THE REQUEST: Review the listing and copy each line that holds the word "vcolor".

»»

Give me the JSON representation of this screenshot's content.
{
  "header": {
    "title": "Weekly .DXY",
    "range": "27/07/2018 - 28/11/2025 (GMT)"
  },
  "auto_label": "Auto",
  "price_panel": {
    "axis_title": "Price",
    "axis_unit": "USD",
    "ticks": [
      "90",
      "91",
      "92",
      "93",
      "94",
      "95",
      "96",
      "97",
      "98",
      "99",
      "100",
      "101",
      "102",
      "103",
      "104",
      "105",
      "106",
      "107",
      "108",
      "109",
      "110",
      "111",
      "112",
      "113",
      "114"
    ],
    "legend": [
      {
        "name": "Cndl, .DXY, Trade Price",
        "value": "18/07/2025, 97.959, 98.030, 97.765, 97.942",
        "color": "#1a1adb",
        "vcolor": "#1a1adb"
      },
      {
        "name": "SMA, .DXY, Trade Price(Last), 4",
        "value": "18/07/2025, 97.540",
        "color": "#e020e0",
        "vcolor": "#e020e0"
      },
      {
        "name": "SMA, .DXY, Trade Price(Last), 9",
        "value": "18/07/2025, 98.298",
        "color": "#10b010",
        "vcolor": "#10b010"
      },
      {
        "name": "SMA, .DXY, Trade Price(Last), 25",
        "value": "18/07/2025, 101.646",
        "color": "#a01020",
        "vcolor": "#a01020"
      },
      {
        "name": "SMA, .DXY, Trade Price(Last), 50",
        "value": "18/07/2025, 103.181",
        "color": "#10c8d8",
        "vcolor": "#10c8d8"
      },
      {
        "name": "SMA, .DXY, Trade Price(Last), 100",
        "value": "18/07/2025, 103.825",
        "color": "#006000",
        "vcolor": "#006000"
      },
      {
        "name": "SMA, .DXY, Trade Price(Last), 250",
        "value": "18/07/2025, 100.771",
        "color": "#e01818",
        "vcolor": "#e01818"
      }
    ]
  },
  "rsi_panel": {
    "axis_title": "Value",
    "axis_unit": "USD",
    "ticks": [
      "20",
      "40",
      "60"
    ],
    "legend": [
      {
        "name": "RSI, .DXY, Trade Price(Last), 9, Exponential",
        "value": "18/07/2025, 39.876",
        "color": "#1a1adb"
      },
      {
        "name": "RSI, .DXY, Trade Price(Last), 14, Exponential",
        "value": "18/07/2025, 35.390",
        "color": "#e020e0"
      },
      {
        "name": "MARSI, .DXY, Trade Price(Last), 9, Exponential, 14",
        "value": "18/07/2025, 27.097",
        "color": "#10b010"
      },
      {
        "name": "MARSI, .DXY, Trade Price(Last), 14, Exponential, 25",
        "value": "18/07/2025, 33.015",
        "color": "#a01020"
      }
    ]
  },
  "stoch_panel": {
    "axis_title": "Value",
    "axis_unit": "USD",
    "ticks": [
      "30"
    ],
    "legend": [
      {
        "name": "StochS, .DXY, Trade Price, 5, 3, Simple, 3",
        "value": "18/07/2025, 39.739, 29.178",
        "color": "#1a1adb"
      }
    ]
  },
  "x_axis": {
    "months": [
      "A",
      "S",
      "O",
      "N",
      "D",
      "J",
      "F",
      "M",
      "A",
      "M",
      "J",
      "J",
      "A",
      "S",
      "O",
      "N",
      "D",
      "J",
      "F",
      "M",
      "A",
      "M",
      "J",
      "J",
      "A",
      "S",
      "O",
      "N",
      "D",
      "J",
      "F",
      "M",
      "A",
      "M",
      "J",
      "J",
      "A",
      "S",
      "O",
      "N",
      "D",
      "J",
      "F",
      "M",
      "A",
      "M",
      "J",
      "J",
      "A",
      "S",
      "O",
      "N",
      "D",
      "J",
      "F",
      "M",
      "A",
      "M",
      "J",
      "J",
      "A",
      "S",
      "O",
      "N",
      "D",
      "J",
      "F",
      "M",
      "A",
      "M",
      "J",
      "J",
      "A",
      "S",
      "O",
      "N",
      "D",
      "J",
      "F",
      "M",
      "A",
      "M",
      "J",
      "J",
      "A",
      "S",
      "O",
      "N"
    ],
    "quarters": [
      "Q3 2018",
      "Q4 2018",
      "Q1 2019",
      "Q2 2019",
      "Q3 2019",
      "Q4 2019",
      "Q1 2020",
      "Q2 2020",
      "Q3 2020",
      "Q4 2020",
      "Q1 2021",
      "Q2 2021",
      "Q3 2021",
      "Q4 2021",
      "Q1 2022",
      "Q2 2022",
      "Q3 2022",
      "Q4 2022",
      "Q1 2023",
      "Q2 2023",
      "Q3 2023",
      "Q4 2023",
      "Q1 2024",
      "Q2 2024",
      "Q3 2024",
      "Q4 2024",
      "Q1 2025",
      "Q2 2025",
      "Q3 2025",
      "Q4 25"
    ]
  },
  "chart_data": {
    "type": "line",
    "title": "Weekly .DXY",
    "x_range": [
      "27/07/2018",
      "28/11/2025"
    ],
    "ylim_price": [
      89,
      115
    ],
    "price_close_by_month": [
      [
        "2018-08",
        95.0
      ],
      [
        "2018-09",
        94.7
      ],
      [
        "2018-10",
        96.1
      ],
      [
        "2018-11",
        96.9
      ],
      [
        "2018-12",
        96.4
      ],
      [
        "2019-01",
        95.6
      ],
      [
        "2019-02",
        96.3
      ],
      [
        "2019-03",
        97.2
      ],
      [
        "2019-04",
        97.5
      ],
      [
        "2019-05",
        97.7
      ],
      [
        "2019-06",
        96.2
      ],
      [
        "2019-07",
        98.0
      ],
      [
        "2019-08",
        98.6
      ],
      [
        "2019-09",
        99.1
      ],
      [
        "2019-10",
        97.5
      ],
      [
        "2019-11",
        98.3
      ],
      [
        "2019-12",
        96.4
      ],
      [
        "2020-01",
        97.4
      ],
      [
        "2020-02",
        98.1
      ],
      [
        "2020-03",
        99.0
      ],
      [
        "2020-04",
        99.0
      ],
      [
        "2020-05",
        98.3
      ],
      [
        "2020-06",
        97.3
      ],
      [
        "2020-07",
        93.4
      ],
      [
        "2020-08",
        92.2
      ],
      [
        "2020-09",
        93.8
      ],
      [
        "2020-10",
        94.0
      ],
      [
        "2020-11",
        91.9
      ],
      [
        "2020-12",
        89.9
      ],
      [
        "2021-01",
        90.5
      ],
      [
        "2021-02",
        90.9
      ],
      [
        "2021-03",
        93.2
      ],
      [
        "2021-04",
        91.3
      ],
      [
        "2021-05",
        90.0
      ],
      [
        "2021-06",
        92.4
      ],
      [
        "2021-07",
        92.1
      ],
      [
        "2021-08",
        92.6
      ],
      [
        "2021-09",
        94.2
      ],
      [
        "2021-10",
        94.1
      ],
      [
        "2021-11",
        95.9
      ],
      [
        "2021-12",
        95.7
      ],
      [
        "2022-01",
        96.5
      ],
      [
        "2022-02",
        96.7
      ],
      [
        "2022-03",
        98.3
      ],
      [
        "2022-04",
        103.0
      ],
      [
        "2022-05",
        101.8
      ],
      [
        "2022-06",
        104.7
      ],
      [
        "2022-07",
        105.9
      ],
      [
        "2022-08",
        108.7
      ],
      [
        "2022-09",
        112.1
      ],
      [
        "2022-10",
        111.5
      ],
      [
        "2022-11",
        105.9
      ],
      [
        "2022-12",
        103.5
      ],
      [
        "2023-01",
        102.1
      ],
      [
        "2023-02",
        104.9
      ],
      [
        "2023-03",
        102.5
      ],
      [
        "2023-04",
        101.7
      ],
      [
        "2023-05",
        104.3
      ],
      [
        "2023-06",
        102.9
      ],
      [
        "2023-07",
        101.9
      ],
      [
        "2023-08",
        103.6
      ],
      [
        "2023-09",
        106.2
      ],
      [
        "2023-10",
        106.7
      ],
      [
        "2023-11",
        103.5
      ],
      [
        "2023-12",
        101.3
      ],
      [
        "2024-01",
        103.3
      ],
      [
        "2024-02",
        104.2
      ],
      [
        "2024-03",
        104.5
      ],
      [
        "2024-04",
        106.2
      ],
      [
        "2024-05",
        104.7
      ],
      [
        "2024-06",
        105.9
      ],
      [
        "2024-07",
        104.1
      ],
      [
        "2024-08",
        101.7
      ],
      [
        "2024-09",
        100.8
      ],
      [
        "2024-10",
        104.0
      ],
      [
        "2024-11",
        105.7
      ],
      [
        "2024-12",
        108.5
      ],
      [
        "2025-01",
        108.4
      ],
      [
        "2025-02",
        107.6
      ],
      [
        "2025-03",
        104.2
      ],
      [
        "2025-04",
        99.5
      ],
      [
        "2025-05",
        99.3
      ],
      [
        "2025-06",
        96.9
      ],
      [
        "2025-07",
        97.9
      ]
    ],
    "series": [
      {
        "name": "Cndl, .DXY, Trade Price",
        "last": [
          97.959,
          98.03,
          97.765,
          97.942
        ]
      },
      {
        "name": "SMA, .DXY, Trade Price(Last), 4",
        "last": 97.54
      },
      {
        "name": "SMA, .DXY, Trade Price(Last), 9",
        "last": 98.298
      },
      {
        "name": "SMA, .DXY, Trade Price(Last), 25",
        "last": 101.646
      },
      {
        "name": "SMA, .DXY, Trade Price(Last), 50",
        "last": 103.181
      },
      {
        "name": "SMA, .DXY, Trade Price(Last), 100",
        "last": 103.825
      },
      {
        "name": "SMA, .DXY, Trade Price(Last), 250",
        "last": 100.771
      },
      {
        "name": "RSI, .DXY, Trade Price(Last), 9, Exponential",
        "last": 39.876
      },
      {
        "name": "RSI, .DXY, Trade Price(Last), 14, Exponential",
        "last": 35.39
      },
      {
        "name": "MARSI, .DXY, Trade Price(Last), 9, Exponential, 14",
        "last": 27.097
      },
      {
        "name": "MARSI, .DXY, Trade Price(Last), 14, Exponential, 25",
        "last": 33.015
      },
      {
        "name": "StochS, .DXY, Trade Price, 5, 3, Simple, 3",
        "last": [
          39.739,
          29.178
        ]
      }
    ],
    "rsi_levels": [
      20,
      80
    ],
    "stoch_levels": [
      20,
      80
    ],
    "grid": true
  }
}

««

TASK ANSWER:
        "vcolor": "#1a1adb"
        "vcolor": "#e020e0"
        "vcolor": "#10b010"
        "vcolor": "#a01020"
        "vcolor": "#10c8d8"
        "vcolor": "#006000"
        "vcolor": "#e01818"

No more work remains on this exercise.